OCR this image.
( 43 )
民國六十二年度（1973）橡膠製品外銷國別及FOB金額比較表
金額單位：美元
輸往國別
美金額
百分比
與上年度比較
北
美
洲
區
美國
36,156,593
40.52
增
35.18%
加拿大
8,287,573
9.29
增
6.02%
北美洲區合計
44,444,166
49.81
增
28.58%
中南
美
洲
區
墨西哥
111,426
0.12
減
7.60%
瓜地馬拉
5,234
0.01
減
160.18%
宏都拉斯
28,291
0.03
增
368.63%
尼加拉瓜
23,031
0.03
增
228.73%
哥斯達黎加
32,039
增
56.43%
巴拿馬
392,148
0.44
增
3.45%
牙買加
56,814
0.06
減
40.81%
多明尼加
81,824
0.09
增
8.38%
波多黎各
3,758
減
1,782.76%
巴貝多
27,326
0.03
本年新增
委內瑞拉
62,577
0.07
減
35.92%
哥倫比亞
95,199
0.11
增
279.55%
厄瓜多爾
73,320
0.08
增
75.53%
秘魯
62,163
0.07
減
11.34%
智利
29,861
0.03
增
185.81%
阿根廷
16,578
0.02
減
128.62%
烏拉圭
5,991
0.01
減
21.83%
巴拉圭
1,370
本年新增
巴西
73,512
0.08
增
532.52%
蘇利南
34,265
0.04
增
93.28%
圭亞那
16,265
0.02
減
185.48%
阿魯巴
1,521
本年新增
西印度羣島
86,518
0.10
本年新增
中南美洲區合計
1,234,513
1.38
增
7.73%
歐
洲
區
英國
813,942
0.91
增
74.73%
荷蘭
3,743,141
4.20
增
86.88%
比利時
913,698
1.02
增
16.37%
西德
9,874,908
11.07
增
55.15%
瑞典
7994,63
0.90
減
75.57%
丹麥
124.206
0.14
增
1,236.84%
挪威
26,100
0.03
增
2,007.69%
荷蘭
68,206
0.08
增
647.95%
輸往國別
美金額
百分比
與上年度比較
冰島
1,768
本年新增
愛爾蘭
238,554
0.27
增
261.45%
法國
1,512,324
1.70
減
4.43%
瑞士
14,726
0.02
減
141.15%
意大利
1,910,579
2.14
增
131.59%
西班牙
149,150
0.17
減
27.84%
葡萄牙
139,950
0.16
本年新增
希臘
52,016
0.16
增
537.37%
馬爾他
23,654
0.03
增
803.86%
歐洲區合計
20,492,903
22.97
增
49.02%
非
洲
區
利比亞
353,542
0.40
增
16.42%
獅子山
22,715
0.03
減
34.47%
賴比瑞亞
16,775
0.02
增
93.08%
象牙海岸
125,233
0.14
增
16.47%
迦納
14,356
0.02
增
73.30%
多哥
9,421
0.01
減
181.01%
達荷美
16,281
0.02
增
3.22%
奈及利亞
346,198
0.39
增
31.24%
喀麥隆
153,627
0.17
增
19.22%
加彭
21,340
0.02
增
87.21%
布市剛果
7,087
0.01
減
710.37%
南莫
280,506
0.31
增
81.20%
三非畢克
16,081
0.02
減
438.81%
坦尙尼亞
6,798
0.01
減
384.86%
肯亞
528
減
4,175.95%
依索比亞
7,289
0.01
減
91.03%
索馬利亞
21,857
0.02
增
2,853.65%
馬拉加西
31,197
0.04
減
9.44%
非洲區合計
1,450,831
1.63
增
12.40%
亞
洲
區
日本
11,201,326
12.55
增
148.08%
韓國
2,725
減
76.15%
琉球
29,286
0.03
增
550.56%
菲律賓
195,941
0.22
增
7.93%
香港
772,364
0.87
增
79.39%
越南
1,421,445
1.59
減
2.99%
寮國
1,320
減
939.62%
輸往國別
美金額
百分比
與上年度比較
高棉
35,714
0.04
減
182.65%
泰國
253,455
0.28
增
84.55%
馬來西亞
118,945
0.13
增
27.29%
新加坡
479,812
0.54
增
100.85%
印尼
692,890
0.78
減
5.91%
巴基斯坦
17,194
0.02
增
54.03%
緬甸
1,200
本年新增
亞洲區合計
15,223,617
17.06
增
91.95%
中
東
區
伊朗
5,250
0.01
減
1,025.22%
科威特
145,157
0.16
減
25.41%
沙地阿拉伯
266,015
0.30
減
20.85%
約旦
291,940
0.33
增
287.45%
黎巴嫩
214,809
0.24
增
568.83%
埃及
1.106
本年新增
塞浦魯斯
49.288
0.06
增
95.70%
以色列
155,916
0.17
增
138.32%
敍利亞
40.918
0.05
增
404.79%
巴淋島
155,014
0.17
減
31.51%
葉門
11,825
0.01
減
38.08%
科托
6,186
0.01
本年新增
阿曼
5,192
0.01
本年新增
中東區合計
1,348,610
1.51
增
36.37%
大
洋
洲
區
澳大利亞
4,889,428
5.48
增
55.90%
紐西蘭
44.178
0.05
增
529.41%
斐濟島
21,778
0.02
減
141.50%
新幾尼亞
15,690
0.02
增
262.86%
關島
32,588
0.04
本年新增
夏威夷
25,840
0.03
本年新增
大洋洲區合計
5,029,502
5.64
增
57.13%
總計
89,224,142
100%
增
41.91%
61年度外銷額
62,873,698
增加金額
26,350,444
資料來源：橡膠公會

☆ ☆ ☆ ☆ ☆ ☆ ☆

Quote all of the entries exactly as they appear.

▶ [Answer for this exercise]:
OCR this image.
( 43 )
民國六十二年度（1973）橡膠製品外銷國別及FOB金額比較表
金額單位：美元
輸往國別
美金額
百分比
與上年度比較
北
美
洲
區
美國
36,156,593
40.52
增
35.18%
加拿大
8,287,573
9.29
增
6.02%
北美洲區合計
44,444,166
49.81
增
28.58%
中南
美
洲
區
墨西哥
111,426
0.12
減
7.60%
瓜地馬拉
5,234
0.01
減
160.18%
宏都拉斯
28,291
0.03
增
368.63%
尼加拉瓜
23,031
0.03
增
228.73%
哥斯達黎加
32,039
增
56.43%
巴拿馬
392,148
0.44
增
3.45%
牙買加
56,814
0.06
減
40.81%
多明尼加
81,824
0.09
增
8.38%
波多黎各
3,758
減
1,782.76%
巴貝多
27,326
0.03
本年新增
委內瑞拉
62,577
0.07
減
35.92%
哥倫比亞
95,199
0.11
增
279.55%
厄瓜多爾
73,320
0.08
增
75.53%
秘魯
62,163
0.07
減
11.34%
智利
29,861
0.03
增
185.81%
阿根廷
16,578
0.02
減
128.62%
烏拉圭
5,991
0.01
減
21.83%
巴拉圭
1,370
本年新增
巴西
73,512
0.08
增
532.52%
蘇利南
34,265
0.04
增
93.28%
圭亞那
16,265
0.02
減
185.48%
阿魯巴
1,521
本年新增
西印度羣島
86,518
0.10
本年新增
中南美洲區合計
1,234,513
1.38
增
7.73%
歐
洲
區
英國
813,942
0.91
增
74.73%
荷蘭
3,743,141
4.20
增
86.88%
比利時
913,698
1.02
增
16.37%
西德
9,874,908
11.07
增
55.15%
瑞典
7994,63
0.90
減
75.57%
丹麥
124.206
0.14
增
1,236.84%
挪威
26,100
0.03
增
2,007.69%
荷蘭
68,206
0.08
增
647.95%
輸往國別
美金額
百分比
與上年度比較
冰島
1,768
本年新增
愛爾蘭
238,554
0.27
增
261.45%
法國
1,512,324
1.70
減
4.43%
瑞士
14,726
0.02
減
141.15%
意大利
1,910,579
2.14
增
131.59%
西班牙
149,150
0.17
減
27.84%
葡萄牙
139,950
0.16
本年新增
希臘
52,016
0.16
增
537.37%
馬爾他
23,654
0.03
增
803.86%
歐洲區合計
20,492,903
22.97
增
49.02%
非
洲
區
利比亞
353,542
0.40
增
16.42%
獅子山
22,715
0.03
減
34.47%
賴比瑞亞
16,775
0.02
增
93.08%
象牙海岸
125,233
0.14
增
16.47%
迦納
14,356
0.02
增
73.30%
多哥
9,421
0.01
減
181.01%
達荷美
16,281
0.02
增
3.22%
奈及利亞
346,198
0.39
增
31.24%
喀麥隆
153,627
0.17
增
19.22%
加彭
21,340
0.02
增
87.21%
布市剛果
7,087
0.01
減
710.37%
南莫
280,506
0.31
增
81.20%
三非畢克
16,081
0.02
減
438.81%
坦尙尼亞
6,798
0.01
減
384.86%
肯亞
528
減
4,175.95%
依索比亞
7,289
0.01
減
91.03%
索馬利亞
21,857
0.02
增
2,853.65%
馬拉加西
31,197
0.04
減
9.44%
非洲區合計
1,450,831
1.63
增
12.40%
亞
洲
區
日本
11,201,326
12.55
增
148.08%
韓國
2,725
減
76.15%
琉球
29,286
0.03
增
550.56%
菲律賓
195,941
0.22
增
7.93%
香港
772,364
0.87
增
79.39%
越南
1,421,445
1.59
減
2.99%
寮國
1,320
減
939.62%
輸往國別
美金額
百分比
與上年度比較
高棉
35,714
0.04
減
182.65%
泰國
253,455
0.28
增
84.55%
馬來西亞
118,945
0.13
增
27.29%
新加坡
479,812
0.54
增
100.85%
印尼
692,890
0.78
減
5.91%
巴基斯坦
17,194
0.02
增
54.03%
緬甸
1,200
本年新增
亞洲區合計
15,223,617
17.06
增
91.95%
中
東
區
伊朗
5,250
0.01
減
1,025.22%
科威特
145,157
0.16
減
25.41%
沙地阿拉伯
266,015
0.30
減
20.85%
約旦
291,940
0.33
增
287.45%
黎巴嫩
214,809
0.24
增
568.83%
埃及
1.106
本年新增
塞浦魯斯
49.288
0.06
增
95.70%
以色列
155,916
0.17
增
138.32%
敍利亞
40.918
0.05
增
404.79%
巴淋島
155,014
0.17
減
31.51%
葉門
11,825
0.01
減
38.08%
科托
6,186
0.01
本年新增
阿曼
5,192
0.01
本年新增
中東區合計
1,348,610
1.51
增
36.37%
大
洋
洲
區
澳大利亞
4,889,428
5.48
增
55.90%
紐西蘭
44.178
0.05
增
529.41%
斐濟島
21,778
0.02
減
141.50%
新幾尼亞
15,690
0.02
增
262.86%
關島
32,588
0.04
本年新增
夏威夷
25,840
0.03
本年新增
大洋洲區合計
5,029,502
5.64
增
57.13%
總計
89,224,142
100%
增
41.91%
61年度外銷額
62,873,698
增加金額
26,350,444
資料來源：橡膠公會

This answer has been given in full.